Given problem: Search the material and gather each line with "RwPretec" in it.

Recorded data:

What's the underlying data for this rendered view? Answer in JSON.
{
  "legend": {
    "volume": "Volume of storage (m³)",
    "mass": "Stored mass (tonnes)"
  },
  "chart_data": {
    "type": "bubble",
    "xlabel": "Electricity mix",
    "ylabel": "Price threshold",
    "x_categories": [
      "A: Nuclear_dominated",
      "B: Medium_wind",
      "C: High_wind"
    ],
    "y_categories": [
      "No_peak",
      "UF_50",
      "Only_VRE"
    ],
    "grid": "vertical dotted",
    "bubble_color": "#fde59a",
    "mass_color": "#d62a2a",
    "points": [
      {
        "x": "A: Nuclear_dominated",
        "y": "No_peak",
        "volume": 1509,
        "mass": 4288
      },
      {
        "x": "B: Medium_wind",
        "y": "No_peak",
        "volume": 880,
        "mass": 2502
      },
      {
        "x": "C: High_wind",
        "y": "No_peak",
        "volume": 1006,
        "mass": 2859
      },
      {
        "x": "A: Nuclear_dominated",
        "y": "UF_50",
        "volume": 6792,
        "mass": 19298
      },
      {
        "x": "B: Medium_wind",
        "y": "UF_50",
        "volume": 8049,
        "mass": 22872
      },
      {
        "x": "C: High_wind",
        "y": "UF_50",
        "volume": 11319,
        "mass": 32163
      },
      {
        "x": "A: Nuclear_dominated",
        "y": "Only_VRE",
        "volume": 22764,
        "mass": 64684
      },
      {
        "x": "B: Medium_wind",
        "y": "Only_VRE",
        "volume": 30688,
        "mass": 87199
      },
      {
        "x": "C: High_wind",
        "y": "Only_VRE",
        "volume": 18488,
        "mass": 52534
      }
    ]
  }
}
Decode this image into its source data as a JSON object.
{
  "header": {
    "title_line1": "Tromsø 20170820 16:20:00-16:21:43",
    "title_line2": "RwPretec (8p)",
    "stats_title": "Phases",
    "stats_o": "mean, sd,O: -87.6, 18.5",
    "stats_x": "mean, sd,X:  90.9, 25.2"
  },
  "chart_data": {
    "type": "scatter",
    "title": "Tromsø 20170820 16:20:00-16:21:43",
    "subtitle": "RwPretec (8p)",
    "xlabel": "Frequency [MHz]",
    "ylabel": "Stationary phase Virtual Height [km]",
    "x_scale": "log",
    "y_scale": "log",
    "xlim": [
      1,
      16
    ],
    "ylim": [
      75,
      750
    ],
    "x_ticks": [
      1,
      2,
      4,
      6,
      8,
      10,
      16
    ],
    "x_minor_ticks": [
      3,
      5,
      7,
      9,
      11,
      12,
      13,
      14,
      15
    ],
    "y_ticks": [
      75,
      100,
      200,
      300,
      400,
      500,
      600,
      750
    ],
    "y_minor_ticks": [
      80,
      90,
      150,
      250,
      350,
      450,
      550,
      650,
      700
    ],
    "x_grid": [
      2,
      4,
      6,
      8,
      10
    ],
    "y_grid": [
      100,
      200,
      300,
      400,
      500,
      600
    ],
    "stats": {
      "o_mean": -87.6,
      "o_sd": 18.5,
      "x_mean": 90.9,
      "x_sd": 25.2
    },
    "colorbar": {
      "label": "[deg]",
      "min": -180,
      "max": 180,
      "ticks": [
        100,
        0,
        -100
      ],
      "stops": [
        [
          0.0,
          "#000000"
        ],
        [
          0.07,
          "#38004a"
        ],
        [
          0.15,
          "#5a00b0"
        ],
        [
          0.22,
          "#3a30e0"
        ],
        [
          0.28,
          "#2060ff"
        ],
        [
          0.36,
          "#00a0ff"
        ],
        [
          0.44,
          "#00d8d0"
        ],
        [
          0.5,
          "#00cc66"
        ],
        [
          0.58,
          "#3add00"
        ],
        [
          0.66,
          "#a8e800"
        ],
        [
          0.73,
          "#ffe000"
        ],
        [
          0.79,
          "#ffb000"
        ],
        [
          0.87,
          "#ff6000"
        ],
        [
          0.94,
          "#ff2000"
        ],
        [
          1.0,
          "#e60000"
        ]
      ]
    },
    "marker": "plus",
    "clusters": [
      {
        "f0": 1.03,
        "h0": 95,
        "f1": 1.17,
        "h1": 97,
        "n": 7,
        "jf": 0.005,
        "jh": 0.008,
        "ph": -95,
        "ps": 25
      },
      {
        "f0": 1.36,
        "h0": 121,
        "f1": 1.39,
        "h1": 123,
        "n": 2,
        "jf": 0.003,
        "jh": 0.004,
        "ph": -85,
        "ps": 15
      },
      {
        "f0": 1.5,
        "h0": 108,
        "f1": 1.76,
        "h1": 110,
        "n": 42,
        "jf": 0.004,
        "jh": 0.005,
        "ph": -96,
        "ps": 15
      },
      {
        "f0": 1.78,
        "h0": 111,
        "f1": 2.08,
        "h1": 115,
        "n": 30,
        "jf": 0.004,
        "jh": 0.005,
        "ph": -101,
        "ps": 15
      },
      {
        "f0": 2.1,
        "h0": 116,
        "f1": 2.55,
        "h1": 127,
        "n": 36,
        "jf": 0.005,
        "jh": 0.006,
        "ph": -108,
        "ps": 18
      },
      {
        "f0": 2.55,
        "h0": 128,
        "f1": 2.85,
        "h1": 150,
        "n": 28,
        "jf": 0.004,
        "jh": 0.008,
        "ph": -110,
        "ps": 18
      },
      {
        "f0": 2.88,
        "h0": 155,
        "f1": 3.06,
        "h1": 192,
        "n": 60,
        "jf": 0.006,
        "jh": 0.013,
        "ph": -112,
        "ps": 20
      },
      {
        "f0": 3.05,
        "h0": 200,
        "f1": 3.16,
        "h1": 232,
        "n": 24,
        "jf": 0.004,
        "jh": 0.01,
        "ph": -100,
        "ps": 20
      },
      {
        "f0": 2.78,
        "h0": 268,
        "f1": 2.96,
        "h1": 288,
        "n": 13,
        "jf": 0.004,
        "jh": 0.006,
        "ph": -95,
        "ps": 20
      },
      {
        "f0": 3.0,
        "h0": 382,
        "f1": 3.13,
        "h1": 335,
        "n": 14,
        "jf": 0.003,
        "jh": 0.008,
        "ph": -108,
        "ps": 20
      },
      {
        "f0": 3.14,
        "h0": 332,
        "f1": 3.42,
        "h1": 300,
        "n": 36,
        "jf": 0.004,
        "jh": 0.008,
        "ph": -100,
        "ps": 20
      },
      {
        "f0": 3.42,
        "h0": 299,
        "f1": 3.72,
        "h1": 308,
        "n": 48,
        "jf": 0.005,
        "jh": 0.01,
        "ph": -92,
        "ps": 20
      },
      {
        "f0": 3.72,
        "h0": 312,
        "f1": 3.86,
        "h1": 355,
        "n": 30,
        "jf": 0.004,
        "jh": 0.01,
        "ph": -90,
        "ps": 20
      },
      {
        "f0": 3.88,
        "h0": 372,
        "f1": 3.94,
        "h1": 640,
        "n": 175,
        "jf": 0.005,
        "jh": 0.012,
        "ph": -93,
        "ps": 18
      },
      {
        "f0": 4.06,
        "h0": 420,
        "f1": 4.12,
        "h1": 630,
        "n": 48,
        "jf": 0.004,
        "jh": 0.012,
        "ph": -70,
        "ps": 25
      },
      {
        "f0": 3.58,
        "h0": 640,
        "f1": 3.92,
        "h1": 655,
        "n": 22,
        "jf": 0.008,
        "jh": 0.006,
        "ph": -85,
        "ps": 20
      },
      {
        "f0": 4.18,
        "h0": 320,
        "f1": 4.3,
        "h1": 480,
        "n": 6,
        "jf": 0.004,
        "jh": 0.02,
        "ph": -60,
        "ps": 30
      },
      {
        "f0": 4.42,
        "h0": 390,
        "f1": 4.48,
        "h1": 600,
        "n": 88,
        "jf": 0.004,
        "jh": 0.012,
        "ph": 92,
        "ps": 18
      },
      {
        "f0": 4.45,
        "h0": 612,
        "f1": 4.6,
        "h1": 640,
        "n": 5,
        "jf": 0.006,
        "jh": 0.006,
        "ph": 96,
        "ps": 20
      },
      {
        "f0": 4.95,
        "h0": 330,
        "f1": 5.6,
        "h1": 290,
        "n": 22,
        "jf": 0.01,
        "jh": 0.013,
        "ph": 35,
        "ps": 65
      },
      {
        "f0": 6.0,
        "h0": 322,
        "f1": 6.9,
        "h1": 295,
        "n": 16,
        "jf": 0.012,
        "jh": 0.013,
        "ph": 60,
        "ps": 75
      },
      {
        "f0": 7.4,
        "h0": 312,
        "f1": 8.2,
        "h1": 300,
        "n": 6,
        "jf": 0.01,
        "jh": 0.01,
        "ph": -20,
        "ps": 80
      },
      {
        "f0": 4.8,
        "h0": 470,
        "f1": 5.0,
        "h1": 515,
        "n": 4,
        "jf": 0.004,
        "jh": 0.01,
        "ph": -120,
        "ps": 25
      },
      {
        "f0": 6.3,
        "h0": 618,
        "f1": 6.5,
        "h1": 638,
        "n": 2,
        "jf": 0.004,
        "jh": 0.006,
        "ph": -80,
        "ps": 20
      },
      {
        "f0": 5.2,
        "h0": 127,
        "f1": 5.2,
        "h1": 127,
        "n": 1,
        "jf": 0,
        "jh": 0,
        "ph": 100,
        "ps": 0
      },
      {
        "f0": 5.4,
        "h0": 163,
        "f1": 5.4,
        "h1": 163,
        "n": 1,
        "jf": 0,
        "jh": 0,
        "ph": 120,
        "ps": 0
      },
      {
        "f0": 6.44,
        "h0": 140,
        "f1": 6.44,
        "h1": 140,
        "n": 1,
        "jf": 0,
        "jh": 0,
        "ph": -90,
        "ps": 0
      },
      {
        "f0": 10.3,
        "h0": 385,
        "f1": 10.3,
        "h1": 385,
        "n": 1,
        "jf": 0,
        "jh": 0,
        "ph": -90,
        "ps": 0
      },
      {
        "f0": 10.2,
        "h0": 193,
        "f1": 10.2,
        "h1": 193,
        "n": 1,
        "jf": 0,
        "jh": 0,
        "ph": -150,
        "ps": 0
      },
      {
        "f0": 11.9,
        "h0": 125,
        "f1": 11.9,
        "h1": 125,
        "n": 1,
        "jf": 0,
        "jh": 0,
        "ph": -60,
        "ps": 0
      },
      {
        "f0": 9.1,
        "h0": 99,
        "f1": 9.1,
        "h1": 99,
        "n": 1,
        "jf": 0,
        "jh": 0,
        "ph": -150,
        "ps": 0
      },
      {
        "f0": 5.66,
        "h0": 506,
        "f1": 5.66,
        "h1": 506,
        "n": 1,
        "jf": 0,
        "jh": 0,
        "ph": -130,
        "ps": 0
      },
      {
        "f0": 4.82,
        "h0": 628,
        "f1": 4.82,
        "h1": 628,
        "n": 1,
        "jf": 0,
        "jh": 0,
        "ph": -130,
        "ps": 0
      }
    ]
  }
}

Answer for the task:
    "title_line2": "RwPretec (8p)",
    "subtitle": "RwPretec (8p)",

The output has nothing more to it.